GIVEN TASK:
Omit every picture while repeating the entries exactly.
— BEGIN —
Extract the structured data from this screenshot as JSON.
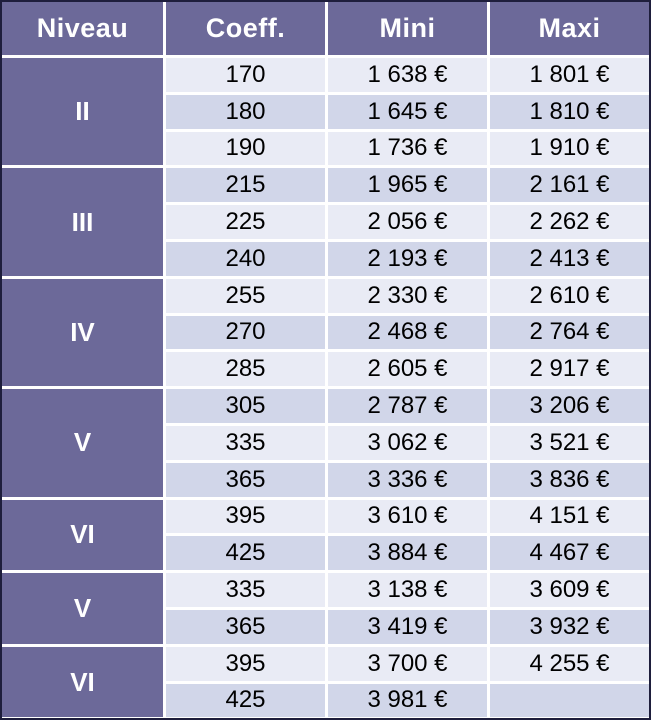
{
  "colors": {
    "header_bg": "#6C6999",
    "row_light": "#E9EBF5",
    "row_dark": "#D1D6E9",
    "outer_border": "#1E1E3C",
    "header_text": "#FFFFFF",
    "cell_text": "#000000"
  },
  "table": {
    "headers": [
      "Niveau",
      "Coeff.",
      "Mini",
      "Maxi"
    ],
    "groups": [
      {
        "niveau": "II",
        "rows": [
          [
            "170",
            "1 638 €",
            "1 801 €"
          ],
          [
            "180",
            "1 645 €",
            "1 810 €"
          ],
          [
            "190",
            "1 736 €",
            "1 910 €"
          ]
        ]
      },
      {
        "niveau": "III",
        "rows": [
          [
            "215",
            "1 965 €",
            "2 161 €"
          ],
          [
            "225",
            "2 056 €",
            "2 262 €"
          ],
          [
            "240",
            "2 193 €",
            "2 413 €"
          ]
        ]
      },
      {
        "niveau": "IV",
        "rows": [
          [
            "255",
            "2 330 €",
            "2 610 €"
          ],
          [
            "270",
            "2 468 €",
            "2 764 €"
          ],
          [
            "285",
            "2 605 €",
            "2 917 €"
          ]
        ]
      },
      {
        "niveau": "V",
        "rows": [
          [
            "305",
            "2 787 €",
            "3 206 €"
          ],
          [
            "335",
            "3 062 €",
            "3 521 €"
          ],
          [
            "365",
            "3 336 €",
            "3 836 €"
          ]
        ]
      },
      {
        "niveau": "VI",
        "rows": [
          [
            "395",
            "3 610 €",
            "4 151 €"
          ],
          [
            "425",
            "3 884 €",
            "4 467 €"
          ]
        ]
      },
      {
        "niveau": "V",
        "rows": [
          [
            "335",
            "3 138 €",
            "3 609 €"
          ],
          [
            "365",
            "3 419 €",
            "3 932 €"
          ]
        ]
      },
      {
        "niveau": "VI",
        "rows": [
          [
            "395",
            "3 700 €",
            "4 255 €"
          ],
          [
            "425",
            "3 981 €",
            ""
          ]
        ]
      }
    ]
  },
  "chart_data": {
    "type": "table",
    "title": "",
    "columns": [
      "Niveau",
      "Coeff.",
      "Mini",
      "Maxi"
    ],
    "rows": [
      [
        "II",
        "170",
        "1 638 €",
        "1 801 €"
      ],
      [
        "II",
        "180",
        "1 645 €",
        "1 810 €"
      ],
      [
        "II",
        "190",
        "1 736 €",
        "1 910 €"
      ],
      [
        "III",
        "215",
        "1 965 €",
        "2 161 €"
      ],
      [
        "III",
        "225",
        "2 056 €",
        "2 262 €"
      ],
      [
        "III",
        "240",
        "2 193 €",
        "2 413 €"
      ],
      [
        "IV",
        "255",
        "2 330 €",
        "2 610 €"
      ],
      [
        "IV",
        "270",
        "2 468 €",
        "2 764 €"
      ],
      [
        "IV",
        "285",
        "2 605 €",
        "2 917 €"
      ],
      [
        "V",
        "305",
        "2 787 €",
        "3 206 €"
      ],
      [
        "V",
        "335",
        "3 062 €",
        "3 521 €"
      ],
      [
        "V",
        "365",
        "3 336 €",
        "3 836 €"
      ],
      [
        "VI",
        "395",
        "3 610 €",
        "4 151 €"
      ],
      [
        "VI",
        "425",
        "3 884 €",
        "4 467 €"
      ],
      [
        "V",
        "335",
        "3 138 €",
        "3 609 €"
      ],
      [
        "V",
        "365",
        "3 419 €",
        "3 932 €"
      ],
      [
        "VI",
        "395",
        "3 700 €",
        "4 255 €"
      ],
      [
        "VI",
        "425",
        "3 981 €",
        ""
      ]
    ]
  }
}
— END —
RESPONSE BELOW:
Extract the structured data from this screenshot as JSON.
{
  "colors": {
    "header_bg": "#6C6999",
    "row_light": "#E9EBF5",
    "row_dark": "#D1D6E9",
    "outer_border": "#1E1E3C",
    "header_text": "#FFFFFF",
    "cell_text": "#000000"
  },
  "table": {
    "headers": [
      "Niveau",
      "Coeff.",
      "Mini",
      "Maxi"
    ],
    "groups": [
      {
        "niveau": "II",
        "rows": [
          [
            "170",
            "1 638 €",
            "1 801 €"
          ],
          [
            "180",
            "1 645 €",
            "1 810 €"
          ],
          [
            "190",
            "1 736 €",
            "1 910 €"
          ]
        ]
      },
      {
        "niveau": "III",
        "rows": [
          [
            "215",
            "1 965 €",
            "2 161 €"
          ],
          [
            "225",
            "2 056 €",
            "2 262 €"
          ],
          [
            "240",
            "2 193 €",
            "2 413 €"
          ]
        ]
      },
      {
        "niveau": "IV",
        "rows": [
          [
            "255",
            "2 330 €",
            "2 610 €"
          ],
          [
            "270",
            "2 468 €",
            "2 764 €"
          ],
          [
            "285",
            "2 605 €",
            "2 917 €"
          ]
        ]
      },
      {
        "niveau": "V",
        "rows": [
          [
            "305",
            "2 787 €",
            "3 206 €"
          ],
          [
            "335",
            "3 062 €",
            "3 521 €"
          ],
          [
            "365",
            "3 336 €",
            "3 836 €"
          ]
        ]
      },
      {
        "niveau": "VI",
        "rows": [
          [
            "395",
            "3 610 €",
            "4 151 €"
          ],
          [
            "425",
            "3 884 €",
            "4 467 €"
          ]
        ]
      },
      {
        "niveau": "V",
        "rows": [
          [
            "335",
            "3 138 €",
            "3 609 €"
          ],
          [
            "365",
            "3 419 €",
            "3 932 €"
          ]
        ]
      },
      {
        "niveau": "VI",
        "rows": [
          [
            "395",
            "3 700 €",
            "4 255 €"
          ],
          [
            "425",
            "3 981 €",
            ""
          ]
        ]
      }
    ]
  },
  "chart_data": {
    "type": "table",
    "title": "",
    "columns": [
      "Niveau",
      "Coeff.",
      "Mini",
      "Maxi"
    ],
    "rows": [
      [
        "II",
        "170",
        "1 638 €",
        "1 801 €"
      ],
      [
        "II",
        "180",
        "1 645 €",
        "1 810 €"
      ],
      [
        "II",
        "190",
        "1 736 €",
        "1 910 €"
      ],
      [
        "III",
        "215",
        "1 965 €",
        "2 161 €"
      ],
      [
        "III",
        "225",
        "2 056 €",
        "2 262 €"
      ],
      [
        "III",
        "240",
        "2 193 €",
        "2 413 €"
      ],
      [
        "IV",
        "255",
        "2 330 €",
        "2 610 €"
      ],
      [
        "IV",
        "270",
        "2 468 €",
        "2 764 €"
      ],
      [
        "IV",
        "285",
        "2 605 €",
        "2 917 €"
      ],
      [
        "V",
        "305",
        "2 787 €",
        "3 206 €"
      ],
      [
        "V",
        "335",
        "3 062 €",
        "3 521 €"
      ],
      [
        "V",
        "365",
        "3 336 €",
        "3 836 €"
      ],
      [
        "VI",
        "395",
        "3 610 €",
        "4 151 €"
      ],
      [
        "VI",
        "425",
        "3 884 €",
        "4 467 €"
      ],
      [
        "V",
        "335",
        "3 138 €",
        "3 609 €"
      ],
      [
        "V",
        "365",
        "3 419 €",
        "3 932 €"
      ],
      [
        "VI",
        "395",
        "3 700 €",
        "4 255 €"
      ],
      [
        "VI",
        "425",
        "3 981 €",
        ""
      ]
    ]
  }
}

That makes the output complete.